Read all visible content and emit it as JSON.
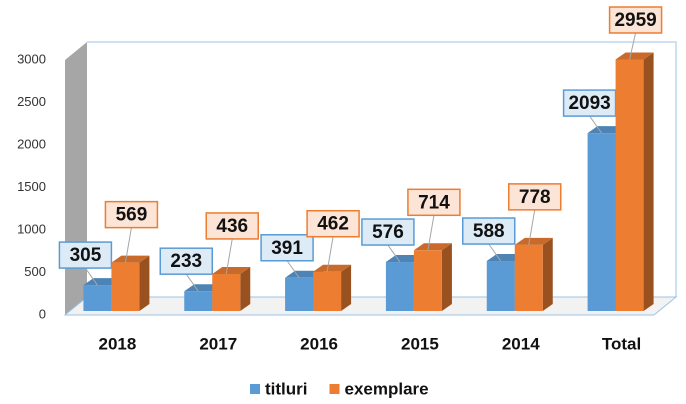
{
  "chart_data": {
    "type": "bar3d",
    "categories": [
      "2018",
      "2017",
      "2016",
      "2015",
      "2014",
      "Total"
    ],
    "series": [
      {
        "name": "titluri",
        "color": "#5b9bd5",
        "values": [
          305,
          233,
          391,
          576,
          588,
          2093
        ]
      },
      {
        "name": "exemplare",
        "color": "#ed7d31",
        "values": [
          569,
          436,
          462,
          714,
          778,
          2959
        ]
      }
    ],
    "ylim": [
      0,
      3000
    ],
    "yticks": [
      0,
      500,
      1000,
      1500,
      2000,
      2500,
      3000
    ],
    "grid": false,
    "legend": "bottom"
  }
}
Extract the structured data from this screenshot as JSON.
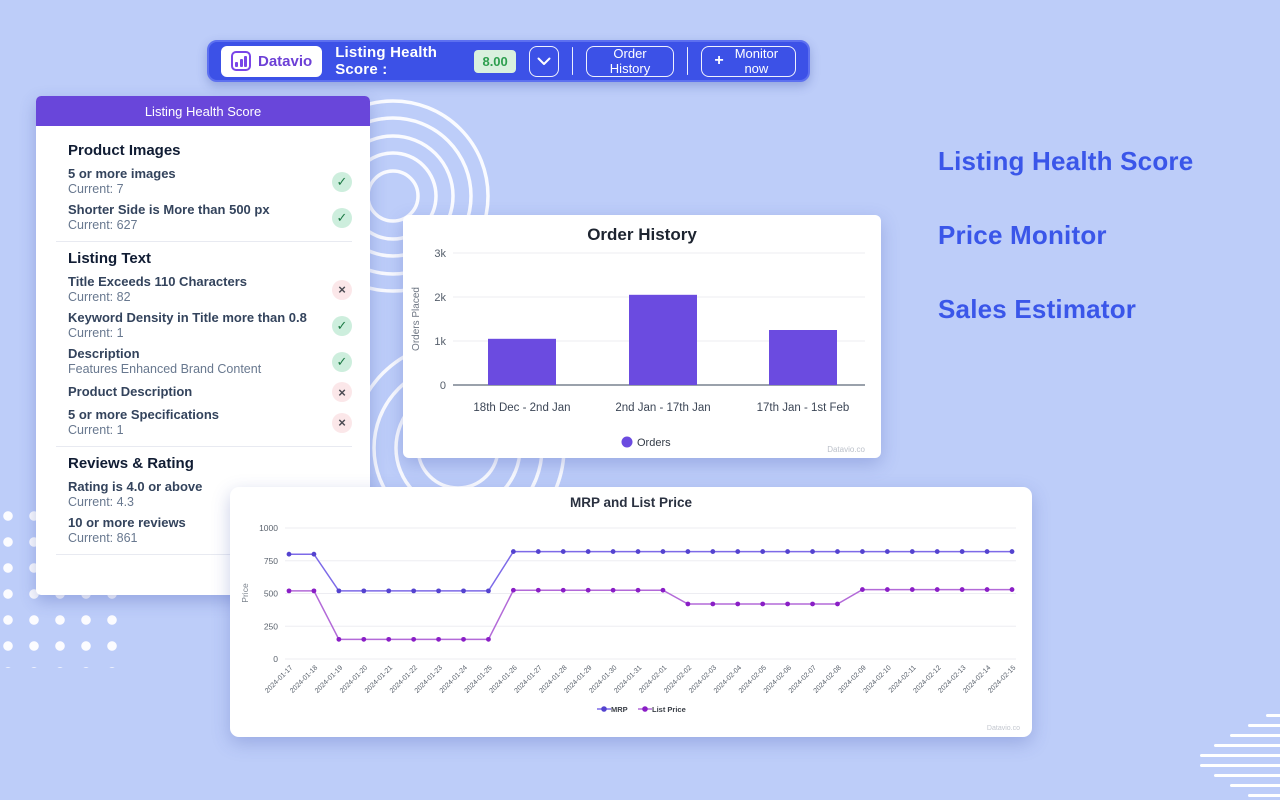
{
  "page": {
    "background": "#bdcdf9",
    "accent_blue": "#3c51e7",
    "accent_purple": "#6946da"
  },
  "toolbar": {
    "brand": "Datavio",
    "score_label": "Listing Health Score :",
    "score_value": "8.00",
    "order_history_label": "Order History",
    "monitor_now_label": "Monitor now"
  },
  "icons": {
    "plus": "+",
    "check": "✓",
    "cross": "×"
  },
  "health_card": {
    "title": "Listing Health Score",
    "sections": [
      {
        "heading": "Product Images",
        "items": [
          {
            "title": "5 or more images",
            "subtitle": "Current: 7",
            "status": "pass"
          },
          {
            "title": "Shorter Side is More than 500 px",
            "subtitle": "Current: 627",
            "status": "pass"
          }
        ]
      },
      {
        "heading": "Listing Text",
        "items": [
          {
            "title": "Title Exceeds 110 Characters",
            "subtitle": "Current: 82",
            "status": "fail"
          },
          {
            "title": "Keyword Density in Title more than 0.8",
            "subtitle": "Current: 1",
            "status": "pass"
          },
          {
            "title": "Description",
            "subtitle": "Features Enhanced Brand Content",
            "status": "pass"
          },
          {
            "title": "Product Description",
            "subtitle": "",
            "status": "fail"
          },
          {
            "title": "5 or more Specifications",
            "subtitle": "Current: 1",
            "status": "fail"
          }
        ]
      },
      {
        "heading": "Reviews & Rating",
        "items": [
          {
            "title": "Rating is 4.0 or above",
            "subtitle": "Current: 4.3",
            "status": "none"
          },
          {
            "title": "10 or more reviews",
            "subtitle": "Current: 861",
            "status": "none"
          }
        ]
      }
    ]
  },
  "headlines": [
    "Listing Health Score",
    "Price Monitor",
    "Sales Estimator"
  ],
  "chart_data": [
    {
      "id": "order-history",
      "type": "bar",
      "title": "Order History",
      "categories": [
        "18th Dec - 2nd Jan",
        "2nd Jan - 17th Jan",
        "17th Jan - 1st Feb"
      ],
      "values": [
        1050,
        2050,
        1250
      ],
      "xlabel": "",
      "ylabel": "Orders Placed",
      "ylim": [
        0,
        3000
      ],
      "yticks": [
        0,
        1000,
        2000,
        3000
      ],
      "ytick_labels": [
        "0",
        "1k",
        "2k",
        "3k"
      ],
      "grid": true,
      "legend_position": "bottom",
      "legend": [
        {
          "label": "Orders",
          "color": "#6b4be0"
        }
      ],
      "bar_color": "#6b4be0",
      "watermark": "Datavio.co"
    },
    {
      "id": "price-monitor",
      "type": "line",
      "title": "MRP and List Price",
      "x": [
        "2024-01-17",
        "2024-01-18",
        "2024-01-19",
        "2024-01-20",
        "2024-01-21",
        "2024-01-22",
        "2024-01-23",
        "2024-01-24",
        "2024-01-25",
        "2024-01-26",
        "2024-01-27",
        "2024-01-28",
        "2024-01-29",
        "2024-01-30",
        "2024-01-31",
        "2024-02-01",
        "2024-02-02",
        "2024-02-03",
        "2024-02-04",
        "2024-02-05",
        "2024-02-06",
        "2024-02-07",
        "2024-02-08",
        "2024-02-09",
        "2024-02-10",
        "2024-02-11",
        "2024-02-12",
        "2024-02-13",
        "2024-02-14",
        "2024-02-15"
      ],
      "series": [
        {
          "name": "MRP",
          "color": "#7d6ae8",
          "dot_color": "#5443cf",
          "values": [
            800,
            800,
            520,
            520,
            520,
            520,
            520,
            520,
            520,
            820,
            820,
            820,
            820,
            820,
            820,
            820,
            820,
            820,
            820,
            820,
            820,
            820,
            820,
            820,
            820,
            820,
            820,
            820,
            820,
            820
          ]
        },
        {
          "name": "List Price",
          "color": "#b36ad8",
          "dot_color": "#8a1ec6",
          "values": [
            520,
            520,
            150,
            150,
            150,
            150,
            150,
            150,
            150,
            525,
            525,
            525,
            525,
            525,
            525,
            525,
            420,
            420,
            420,
            420,
            420,
            420,
            420,
            530,
            530,
            530,
            530,
            530,
            530,
            530
          ]
        }
      ],
      "xlabel": "",
      "ylabel": "Price",
      "ylim": [
        0,
        1000
      ],
      "yticks": [
        0,
        250,
        500,
        750,
        1000
      ],
      "grid": true,
      "legend_position": "bottom",
      "watermark": "Datavio.co"
    }
  ]
}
----------------------------------------
**Work to complete:** Write out all the records again, exactly, minus any pictures.

**Task result:**
Read all visible content and emit it as JSON.
{
  "chart_data": {
    "type": "bar3d",
    "categories": [
      "2018",
      "2017",
      "2016",
      "2015",
      "2014",
      "Total"
    ],
    "series": [
      {
        "name": "titluri",
        "color": "#5b9bd5",
        "values": [
          305,
          233,
          391,
          576,
          588,
          2093
        ]
      },
      {
        "name": "exemplare",
        "color": "#ed7d31",
        "values": [
          569,
          436,
          462,
          714,
          778,
          2959
        ]
      }
    ],
    "ylim": [
      0,
      3000
    ],
    "yticks": [
      0,
      500,
      1000,
      1500,
      2000,
      2500,
      3000
    ],
    "grid": false,
    "legend": "bottom"
  }
}
Extract the structured data from this screenshot as JSON.
{
  "page": {
    "background": "#bdcdf9",
    "accent_blue": "#3c51e7",
    "accent_purple": "#6946da"
  },
  "toolbar": {
    "brand": "Datavio",
    "score_label": "Listing Health Score :",
    "score_value": "8.00",
    "order_history_label": "Order History",
    "monitor_now_label": "Monitor now"
  },
  "icons": {
    "plus": "+",
    "check": "✓",
    "cross": "×"
  },
  "health_card": {
    "title": "Listing Health Score",
    "sections": [
      {
        "heading": "Product Images",
        "items": [
          {
            "title": "5 or more images",
            "subtitle": "Current: 7",
            "status": "pass"
          },
          {
            "title": "Shorter Side is More than 500 px",
            "subtitle": "Current: 627",
            "status": "pass"
          }
        ]
      },
      {
        "heading": "Listing Text",
        "items": [
          {
            "title": "Title Exceeds 110 Characters",
            "subtitle": "Current: 82",
            "status": "fail"
          },
          {
            "title": "Keyword Density in Title more than 0.8",
            "subtitle": "Current: 1",
            "status": "pass"
          },
          {
            "title": "Description",
            "subtitle": "Features Enhanced Brand Content",
            "status": "pass"
          },
          {
            "title": "Product Description",
            "subtitle": "",
            "status": "fail"
          },
          {
            "title": "5 or more Specifications",
            "subtitle": "Current: 1",
            "status": "fail"
          }
        ]
      },
      {
        "heading": "Reviews & Rating",
        "items": [
          {
            "title": "Rating is 4.0 or above",
            "subtitle": "Current: 4.3",
            "status": "none"
          },
          {
            "title": "10 or more reviews",
            "subtitle": "Current: 861",
            "status": "none"
          }
        ]
      }
    ]
  },
  "headlines": [
    "Listing Health Score",
    "Price Monitor",
    "Sales Estimator"
  ],
  "chart_data": [
    {
      "id": "order-history",
      "type": "bar",
      "title": "Order History",
      "categories": [
        "18th Dec - 2nd Jan",
        "2nd Jan - 17th Jan",
        "17th Jan - 1st Feb"
      ],
      "values": [
        1050,
        2050,
        1250
      ],
      "xlabel": "",
      "ylabel": "Orders Placed",
      "ylim": [
        0,
        3000
      ],
      "yticks": [
        0,
        1000,
        2000,
        3000
      ],
      "ytick_labels": [
        "0",
        "1k",
        "2k",
        "3k"
      ],
      "grid": true,
      "legend_position": "bottom",
      "legend": [
        {
          "label": "Orders",
          "color": "#6b4be0"
        }
      ],
      "bar_color": "#6b4be0",
      "watermark": "Datavio.co"
    },
    {
      "id": "price-monitor",
      "type": "line",
      "title": "MRP and List Price",
      "x": [
        "2024-01-17",
        "2024-01-18",
        "2024-01-19",
        "2024-01-20",
        "2024-01-21",
        "2024-01-22",
        "2024-01-23",
        "2024-01-24",
        "2024-01-25",
        "2024-01-26",
        "2024-01-27",
        "2024-01-28",
        "2024-01-29",
        "2024-01-30",
        "2024-01-31",
        "2024-02-01",
        "2024-02-02",
        "2024-02-03",
        "2024-02-04",
        "2024-02-05",
        "2024-02-06",
        "2024-02-07",
        "2024-02-08",
        "2024-02-09",
        "2024-02-10",
        "2024-02-11",
        "2024-02-12",
        "2024-02-13",
        "2024-02-14",
        "2024-02-15"
      ],
      "series": [
        {
          "name": "MRP",
          "color": "#7d6ae8",
          "dot_color": "#5443cf",
          "values": [
            800,
            800,
            520,
            520,
            520,
            520,
            520,
            520,
            520,
            820,
            820,
            820,
            820,
            820,
            820,
            820,
            820,
            820,
            820,
            820,
            820,
            820,
            820,
            820,
            820,
            820,
            820,
            820,
            820,
            820
          ]
        },
        {
          "name": "List Price",
          "color": "#b36ad8",
          "dot_color": "#8a1ec6",
          "values": [
            520,
            520,
            150,
            150,
            150,
            150,
            150,
            150,
            150,
            525,
            525,
            525,
            525,
            525,
            525,
            525,
            420,
            420,
            420,
            420,
            420,
            420,
            420,
            530,
            530,
            530,
            530,
            530,
            530,
            530
          ]
        }
      ],
      "xlabel": "",
      "ylabel": "Price",
      "ylim": [
        0,
        1000
      ],
      "yticks": [
        0,
        250,
        500,
        750,
        1000
      ],
      "grid": true,
      "legend_position": "bottom",
      "watermark": "Datavio.co"
    }
  ]
}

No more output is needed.